The records that follow are to be repeated without alteration.

-- Begin Data supplied --

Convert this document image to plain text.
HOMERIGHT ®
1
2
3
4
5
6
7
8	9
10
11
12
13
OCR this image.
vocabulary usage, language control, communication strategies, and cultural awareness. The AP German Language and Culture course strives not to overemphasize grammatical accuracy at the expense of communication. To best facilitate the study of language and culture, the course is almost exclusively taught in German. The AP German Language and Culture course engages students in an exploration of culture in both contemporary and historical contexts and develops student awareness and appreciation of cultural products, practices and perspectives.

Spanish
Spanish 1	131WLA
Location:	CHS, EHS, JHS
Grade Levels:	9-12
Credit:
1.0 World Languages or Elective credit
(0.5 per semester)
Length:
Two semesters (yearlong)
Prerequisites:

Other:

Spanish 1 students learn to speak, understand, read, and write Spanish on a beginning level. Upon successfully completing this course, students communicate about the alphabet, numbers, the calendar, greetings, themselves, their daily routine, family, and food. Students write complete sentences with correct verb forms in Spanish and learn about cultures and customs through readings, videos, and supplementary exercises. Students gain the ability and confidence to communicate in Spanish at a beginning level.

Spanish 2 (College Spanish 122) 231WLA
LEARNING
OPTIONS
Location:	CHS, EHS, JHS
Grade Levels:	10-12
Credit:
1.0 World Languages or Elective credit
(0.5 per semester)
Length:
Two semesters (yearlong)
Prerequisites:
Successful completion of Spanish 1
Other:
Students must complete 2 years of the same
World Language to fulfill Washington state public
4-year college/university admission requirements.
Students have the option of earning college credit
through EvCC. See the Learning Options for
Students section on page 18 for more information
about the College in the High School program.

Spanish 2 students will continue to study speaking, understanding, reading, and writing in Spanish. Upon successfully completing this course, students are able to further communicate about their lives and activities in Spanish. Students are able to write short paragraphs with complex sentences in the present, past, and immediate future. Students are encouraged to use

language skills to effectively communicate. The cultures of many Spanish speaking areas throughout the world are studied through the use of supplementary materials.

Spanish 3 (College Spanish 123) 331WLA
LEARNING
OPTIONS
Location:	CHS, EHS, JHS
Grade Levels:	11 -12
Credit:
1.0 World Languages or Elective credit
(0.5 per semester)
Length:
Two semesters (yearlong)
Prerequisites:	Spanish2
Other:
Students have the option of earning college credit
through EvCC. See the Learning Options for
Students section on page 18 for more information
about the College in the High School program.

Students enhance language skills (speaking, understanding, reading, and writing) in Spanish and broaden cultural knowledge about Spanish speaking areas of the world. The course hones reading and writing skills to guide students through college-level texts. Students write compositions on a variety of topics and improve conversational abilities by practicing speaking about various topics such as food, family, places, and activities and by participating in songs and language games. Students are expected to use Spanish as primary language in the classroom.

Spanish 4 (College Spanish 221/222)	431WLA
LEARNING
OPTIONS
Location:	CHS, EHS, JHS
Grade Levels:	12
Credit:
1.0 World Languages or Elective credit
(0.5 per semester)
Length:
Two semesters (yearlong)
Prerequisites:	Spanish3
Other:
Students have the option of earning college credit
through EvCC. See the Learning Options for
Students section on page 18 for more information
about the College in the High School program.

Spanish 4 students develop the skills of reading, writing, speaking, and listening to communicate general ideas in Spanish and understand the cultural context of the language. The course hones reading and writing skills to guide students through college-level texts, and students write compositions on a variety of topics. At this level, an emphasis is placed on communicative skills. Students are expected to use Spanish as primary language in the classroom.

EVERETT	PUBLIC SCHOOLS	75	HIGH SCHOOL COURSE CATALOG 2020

-- End Data supplied --

# Completed task:
Convert this document image to plain text.
HOMERIGHT ®
1
2
3
4
5
6
7
8	9
10
11
12
13
OCR this image.
vocabulary usage, language control, communication strategies, and cultural awareness. The AP German Language and Culture course strives not to overemphasize grammatical accuracy at the expense of communication. To best facilitate the study of language and culture, the course is almost exclusively taught in German. The AP German Language and Culture course engages students in an exploration of culture in both contemporary and historical contexts and develops student awareness and appreciation of cultural products, practices and perspectives.

Spanish
Spanish 1	131WLA
Location:	CHS, EHS, JHS
Grade Levels:	9-12
Credit:
1.0 World Languages or Elective credit
(0.5 per semester)
Length:
Two semesters (yearlong)
Prerequisites:

Other:

Spanish 1 students learn to speak, understand, read, and write Spanish on a beginning level. Upon successfully completing this course, students communicate about the alphabet, numbers, the calendar, greetings, themselves, their daily routine, family, and food. Students write complete sentences with correct verb forms in Spanish and learn about cultures and customs through readings, videos, and supplementary exercises. Students gain the ability and confidence to communicate in Spanish at a beginning level.

Spanish 2 (College Spanish 122) 231WLA
LEARNING
OPTIONS
Location:	CHS, EHS, JHS
Grade Levels:	10-12
Credit:
1.0 World Languages or Elective credit
(0.5 per semester)
Length:
Two semesters (yearlong)
Prerequisites:
Successful completion of Spanish 1
Other:
Students must complete 2 years of the same
World Language to fulfill Washington state public
4-year college/university admission requirements.
Students have the option of earning college credit
through EvCC. See the Learning Options for
Students section on page 18 for more information
about the College in the High School program.

Spanish 2 students will continue to study speaking, understanding, reading, and writing in Spanish. Upon successfully completing this course, students are able to further communicate about their lives and activities in Spanish. Students are able to write short paragraphs with complex sentences in the present, past, and immediate future. Students are encouraged to use

language skills to effectively communicate. The cultures of many Spanish speaking areas throughout the world are studied through the use of supplementary materials.

Spanish 3 (College Spanish 123) 331WLA
LEARNING
OPTIONS
Location:	CHS, EHS, JHS
Grade Levels:	11 -12
Credit:
1.0 World Languages or Elective credit
(0.5 per semester)
Length:
Two semesters (yearlong)
Prerequisites:	Spanish2
Other:
Students have the option of earning college credit
through EvCC. See the Learning Options for
Students section on page 18 for more information
about the College in the High School program.

Students enhance language skills (speaking, understanding, reading, and writing) in Spanish and broaden cultural knowledge about Spanish speaking areas of the world. The course hones reading and writing skills to guide students through college-level texts. Students write compositions on a variety of topics and improve conversational abilities by practicing speaking about various topics such as food, family, places, and activities and by participating in songs and language games. Students are expected to use Spanish as primary language in the classroom.

Spanish 4 (College Spanish 221/222)	431WLA
LEARNING
OPTIONS
Location:	CHS, EHS, JHS
Grade Levels:	12
Credit:
1.0 World Languages or Elective credit
(0.5 per semester)
Length:
Two semesters (yearlong)
Prerequisites:	Spanish3
Other:
Students have the option of earning college credit
through EvCC. See the Learning Options for
Students section on page 18 for more information
about the College in the High School program.

Spanish 4 students develop the skills of reading, writing, speaking, and listening to communicate general ideas in Spanish and understand the cultural context of the language. The course hones reading and writing skills to guide students through college-level texts, and students write compositions on a variety of topics. At this level, an emphasis is placed on communicative skills. Students are expected to use Spanish as primary language in the classroom.

EVERETT	PUBLIC SCHOOLS	75	HIGH SCHOOL COURSE CATALOG 2020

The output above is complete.